▸ **Written task**
Give the items from the first one through the one containing "label: Internal carotid: Internal", inclusive, as a numbered list, with blank lines omitted.
>> START Given data
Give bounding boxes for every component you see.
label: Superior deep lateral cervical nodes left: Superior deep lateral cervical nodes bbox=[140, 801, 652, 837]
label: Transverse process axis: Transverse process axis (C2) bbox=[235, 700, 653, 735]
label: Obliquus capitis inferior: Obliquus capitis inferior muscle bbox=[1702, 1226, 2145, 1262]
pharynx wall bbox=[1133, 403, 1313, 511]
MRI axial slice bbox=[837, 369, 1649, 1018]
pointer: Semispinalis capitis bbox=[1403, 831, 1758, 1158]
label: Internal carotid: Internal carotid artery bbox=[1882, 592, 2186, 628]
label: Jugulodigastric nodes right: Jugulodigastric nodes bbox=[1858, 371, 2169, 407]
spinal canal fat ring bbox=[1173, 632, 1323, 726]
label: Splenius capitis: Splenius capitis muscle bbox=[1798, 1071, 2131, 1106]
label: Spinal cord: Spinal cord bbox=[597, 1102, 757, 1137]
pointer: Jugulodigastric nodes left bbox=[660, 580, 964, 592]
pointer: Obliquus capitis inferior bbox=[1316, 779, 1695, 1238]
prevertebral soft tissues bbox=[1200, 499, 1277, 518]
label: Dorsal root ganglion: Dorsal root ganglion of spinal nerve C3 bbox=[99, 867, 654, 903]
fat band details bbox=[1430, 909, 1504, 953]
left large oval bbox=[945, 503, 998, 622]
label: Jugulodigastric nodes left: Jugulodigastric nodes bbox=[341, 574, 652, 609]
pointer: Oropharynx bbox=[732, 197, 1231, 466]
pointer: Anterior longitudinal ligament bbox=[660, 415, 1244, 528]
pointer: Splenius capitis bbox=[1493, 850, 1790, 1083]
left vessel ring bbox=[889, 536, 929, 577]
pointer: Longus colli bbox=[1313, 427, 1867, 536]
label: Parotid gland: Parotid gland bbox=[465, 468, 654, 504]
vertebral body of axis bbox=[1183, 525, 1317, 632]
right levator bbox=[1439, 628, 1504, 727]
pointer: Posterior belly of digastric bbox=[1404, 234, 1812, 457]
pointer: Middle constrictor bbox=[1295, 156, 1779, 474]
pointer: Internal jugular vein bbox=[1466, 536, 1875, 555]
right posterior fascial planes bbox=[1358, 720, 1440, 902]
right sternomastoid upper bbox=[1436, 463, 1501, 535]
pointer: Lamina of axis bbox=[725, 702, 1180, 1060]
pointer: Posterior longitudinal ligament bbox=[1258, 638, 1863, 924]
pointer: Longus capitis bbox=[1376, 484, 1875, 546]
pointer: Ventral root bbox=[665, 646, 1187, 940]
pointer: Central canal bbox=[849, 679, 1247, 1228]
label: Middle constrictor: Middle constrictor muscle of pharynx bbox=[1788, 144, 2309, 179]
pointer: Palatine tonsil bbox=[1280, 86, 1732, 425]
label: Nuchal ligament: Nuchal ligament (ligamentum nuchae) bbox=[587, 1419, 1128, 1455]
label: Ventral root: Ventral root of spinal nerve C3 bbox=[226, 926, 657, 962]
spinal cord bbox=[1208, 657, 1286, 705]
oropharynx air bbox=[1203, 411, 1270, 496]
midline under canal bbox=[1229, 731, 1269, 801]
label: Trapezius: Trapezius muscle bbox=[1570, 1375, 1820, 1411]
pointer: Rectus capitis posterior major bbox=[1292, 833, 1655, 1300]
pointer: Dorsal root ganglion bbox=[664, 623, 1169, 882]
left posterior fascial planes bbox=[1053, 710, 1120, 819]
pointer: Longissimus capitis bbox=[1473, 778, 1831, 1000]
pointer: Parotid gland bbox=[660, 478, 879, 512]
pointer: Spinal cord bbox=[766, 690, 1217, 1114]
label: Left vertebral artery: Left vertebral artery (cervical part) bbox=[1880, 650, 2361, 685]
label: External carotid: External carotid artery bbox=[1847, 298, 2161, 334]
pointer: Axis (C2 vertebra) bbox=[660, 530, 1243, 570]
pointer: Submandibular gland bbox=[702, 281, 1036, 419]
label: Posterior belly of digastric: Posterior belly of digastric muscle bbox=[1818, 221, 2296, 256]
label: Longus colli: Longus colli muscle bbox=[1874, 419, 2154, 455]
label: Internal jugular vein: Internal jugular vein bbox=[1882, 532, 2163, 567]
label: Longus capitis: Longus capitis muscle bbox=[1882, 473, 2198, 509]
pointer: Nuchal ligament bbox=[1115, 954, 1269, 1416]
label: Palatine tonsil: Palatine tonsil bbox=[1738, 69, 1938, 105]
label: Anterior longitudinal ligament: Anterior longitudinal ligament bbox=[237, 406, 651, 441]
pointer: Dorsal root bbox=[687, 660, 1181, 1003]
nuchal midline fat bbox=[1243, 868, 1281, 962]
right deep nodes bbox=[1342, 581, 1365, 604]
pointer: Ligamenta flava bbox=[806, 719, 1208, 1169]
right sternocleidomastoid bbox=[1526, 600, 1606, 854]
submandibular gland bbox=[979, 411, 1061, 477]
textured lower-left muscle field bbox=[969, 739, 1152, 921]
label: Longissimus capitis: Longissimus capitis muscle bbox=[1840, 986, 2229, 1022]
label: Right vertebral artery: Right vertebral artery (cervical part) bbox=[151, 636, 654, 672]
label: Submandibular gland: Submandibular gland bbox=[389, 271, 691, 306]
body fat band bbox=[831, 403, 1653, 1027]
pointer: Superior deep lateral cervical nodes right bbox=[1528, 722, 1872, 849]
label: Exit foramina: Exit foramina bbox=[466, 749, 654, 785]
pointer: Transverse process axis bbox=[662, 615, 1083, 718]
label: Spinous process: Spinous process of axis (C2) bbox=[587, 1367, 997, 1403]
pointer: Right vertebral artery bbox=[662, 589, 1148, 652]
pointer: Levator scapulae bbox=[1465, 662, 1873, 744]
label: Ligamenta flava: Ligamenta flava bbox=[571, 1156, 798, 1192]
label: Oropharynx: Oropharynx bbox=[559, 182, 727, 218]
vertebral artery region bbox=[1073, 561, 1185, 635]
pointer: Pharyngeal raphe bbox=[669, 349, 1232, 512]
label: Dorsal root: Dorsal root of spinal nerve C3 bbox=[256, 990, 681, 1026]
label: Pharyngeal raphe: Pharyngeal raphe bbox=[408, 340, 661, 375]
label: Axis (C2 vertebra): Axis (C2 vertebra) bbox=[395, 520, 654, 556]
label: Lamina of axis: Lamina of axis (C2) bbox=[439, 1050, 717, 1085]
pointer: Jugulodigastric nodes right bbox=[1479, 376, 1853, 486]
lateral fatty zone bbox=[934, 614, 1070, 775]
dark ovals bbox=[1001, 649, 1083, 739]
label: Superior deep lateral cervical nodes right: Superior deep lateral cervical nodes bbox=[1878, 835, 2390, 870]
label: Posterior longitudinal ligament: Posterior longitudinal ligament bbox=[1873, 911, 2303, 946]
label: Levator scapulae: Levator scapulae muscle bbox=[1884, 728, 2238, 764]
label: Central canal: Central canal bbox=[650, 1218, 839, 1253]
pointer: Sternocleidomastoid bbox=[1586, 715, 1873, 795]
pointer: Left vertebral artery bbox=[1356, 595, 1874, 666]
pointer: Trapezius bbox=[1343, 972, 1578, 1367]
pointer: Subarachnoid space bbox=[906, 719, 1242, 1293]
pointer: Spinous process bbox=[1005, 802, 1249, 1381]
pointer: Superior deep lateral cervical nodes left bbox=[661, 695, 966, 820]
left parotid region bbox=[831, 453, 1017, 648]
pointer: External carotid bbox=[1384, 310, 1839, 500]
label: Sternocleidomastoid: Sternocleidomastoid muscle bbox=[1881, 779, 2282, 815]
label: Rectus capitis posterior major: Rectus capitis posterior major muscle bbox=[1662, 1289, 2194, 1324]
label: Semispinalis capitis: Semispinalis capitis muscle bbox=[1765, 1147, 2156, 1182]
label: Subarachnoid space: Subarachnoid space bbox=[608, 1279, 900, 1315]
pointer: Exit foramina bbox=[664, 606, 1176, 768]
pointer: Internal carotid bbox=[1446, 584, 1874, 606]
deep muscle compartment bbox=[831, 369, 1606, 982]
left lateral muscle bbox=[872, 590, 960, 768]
>> END Given data
▸ **Answer in full**
1. Give bounding boxes for every component you see.
2. label: Superior deep lateral cervical nodes left: Superior deep lateral cervical nodes bbox=[140, 801, 652, 837]
3. label: Transverse process axis: Transverse process axis (C2) bbox=[235, 700, 653, 735]
4. label: Obliquus capitis inferior: Obliquus capitis inferior muscle bbox=[1702, 1226, 2145, 1262]
5. pharynx wall bbox=[1133, 403, 1313, 511]
6. MRI axial slice bbox=[837, 369, 1649, 1018]
7. pointer: Semispinalis capitis bbox=[1403, 831, 1758, 1158]
8. label: Internal carotid: Internal carotid artery bbox=[1882, 592, 2186, 628]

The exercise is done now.